** start Rows **
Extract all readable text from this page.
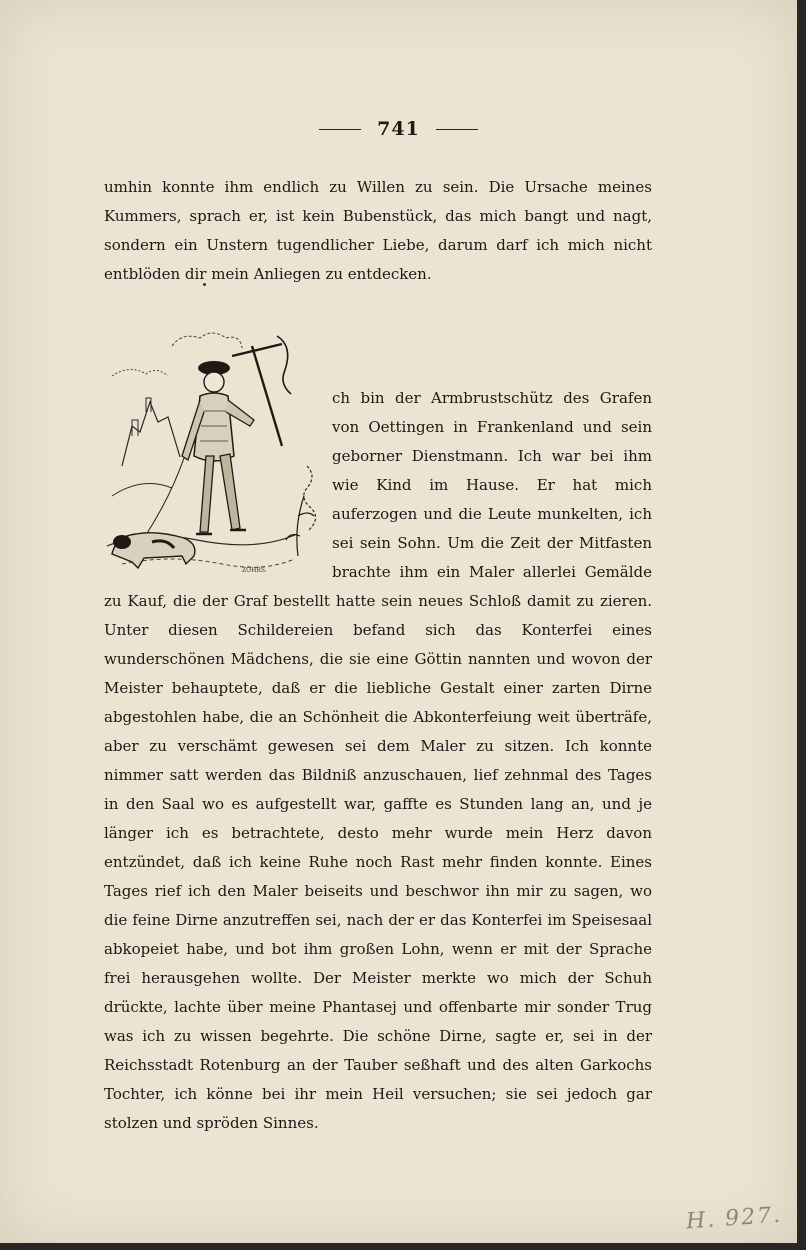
741

umhin konnte ihm endlich zu Willen zu sein. Die Ursache meines Kummers, sprach er, ist kein Bubenstück, das mich bangt und nagt, sondern ein Unstern tugendlicher Liebe, darum darf ich mich nicht entblöden dir mein Anliegen zu entdecken.

ZÖHRS.
ch bin der Armbrustschütz des Grafen von Oettingen in Frankenland und sein geborner Dienstmann. Ich war bei ihm wie Kind im Hause. Er hat mich auferzogen und die Leute munkelten, ich sei sein Sohn. Um die Zeit der Mitfasten brachte ihm ein Maler allerlei Gemälde zu Kauf, die der Graf bestellt hatte sein neues Schloß damit zu zieren. Unter diesen Schildereien befand sich das Konterfei eines wunderschönen Mädchens, die sie eine Göttin nannten und wovon der Meister behauptete, daß er die liebliche Gestalt einer zarten Dirne abgestohlen habe, die an Schönheit die Abkonterfeiung weit überträfe, aber zu verschämt gewesen sei dem Maler zu sitzen. Ich konnte nimmer satt werden das Bildniß anzuschauen, lief zehnmal des Tages in den Saal wo es aufgestellt war, gaffte es Stunden lang an, und je länger ich es betrachtete, desto mehr wurde mein Herz davon entzündet, daß ich keine Ruhe noch Rast mehr finden konnte. Eines Tages rief ich den Maler beiseits und beschwor ihn mir zu sagen, wo die feine Dirne anzutreffen sei, nach der er das Konterfei im Speisesaal abkopeiet habe, und bot ihm großen Lohn, wenn er mit der Sprache frei herausgehen wollte. Der Meister merkte wo mich der Schuh drückte, lachte über meine Phantasej und offenbarte mir sonder Trug was ich zu wissen begehrte. Die schöne Dirne, sagte er, sei in der Reichsstadt Rotenburg an der Tauber seßhaft und des alten Garkochs Tochter, ich könne bei ihr mein Heil versuchen; sie sei jedoch gar stolzen und spröden Sinnes.
H. 927.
** end Rows **
- Task statement
Copy everything in the records above except the pictures, exactly as written.

- Exercise response
Extract all readable text from this page.
741

umhin konnte ihm endlich zu Willen zu sein. Die Ursache meines Kummers, sprach er, ist kein Bubenstück, das mich bangt und nagt, sondern ein Unstern tugendlicher Liebe, darum darf ich mich nicht entblöden dir mein Anliegen zu entdecken.

ZÖHRS.
ch bin der Armbrustschütz des Grafen von Oettingen in Frankenland und sein geborner Dienstmann. Ich war bei ihm wie Kind im Hause. Er hat mich auferzogen und die Leute munkelten, ich sei sein Sohn. Um die Zeit der Mitfasten brachte ihm ein Maler allerlei Gemälde zu Kauf, die der Graf bestellt hatte sein neues Schloß damit zu zieren. Unter diesen Schildereien befand sich das Konterfei eines wunderschönen Mädchens, die sie eine Göttin nannten und wovon der Meister behauptete, daß er die liebliche Gestalt einer zarten Dirne abgestohlen habe, die an Schönheit die Abkonterfeiung weit überträfe, aber zu verschämt gewesen sei dem Maler zu sitzen. Ich konnte nimmer satt werden das Bildniß anzuschauen, lief zehnmal des Tages in den Saal wo es aufgestellt war, gaffte es Stunden lang an, und je länger ich es betrachtete, desto mehr wurde mein Herz davon entzündet, daß ich keine Ruhe noch Rast mehr finden konnte. Eines Tages rief ich den Maler beiseits und beschwor ihn mir zu sagen, wo die feine Dirne anzutreffen sei, nach der er das Konterfei im Speisesaal abkopeiet habe, und bot ihm großen Lohn, wenn er mit der Sprache frei herausgehen wollte. Der Meister merkte wo mich der Schuh drückte, lachte über meine Phantasej und offenbarte mir sonder Trug was ich zu wissen begehrte. Die schöne Dirne, sagte er, sei in der Reichsstadt Rotenburg an der Tauber seßhaft und des alten Garkochs Tochter, ich könne bei ihr mein Heil versuchen; sie sei jedoch gar stolzen und spröden Sinnes.
H. 927.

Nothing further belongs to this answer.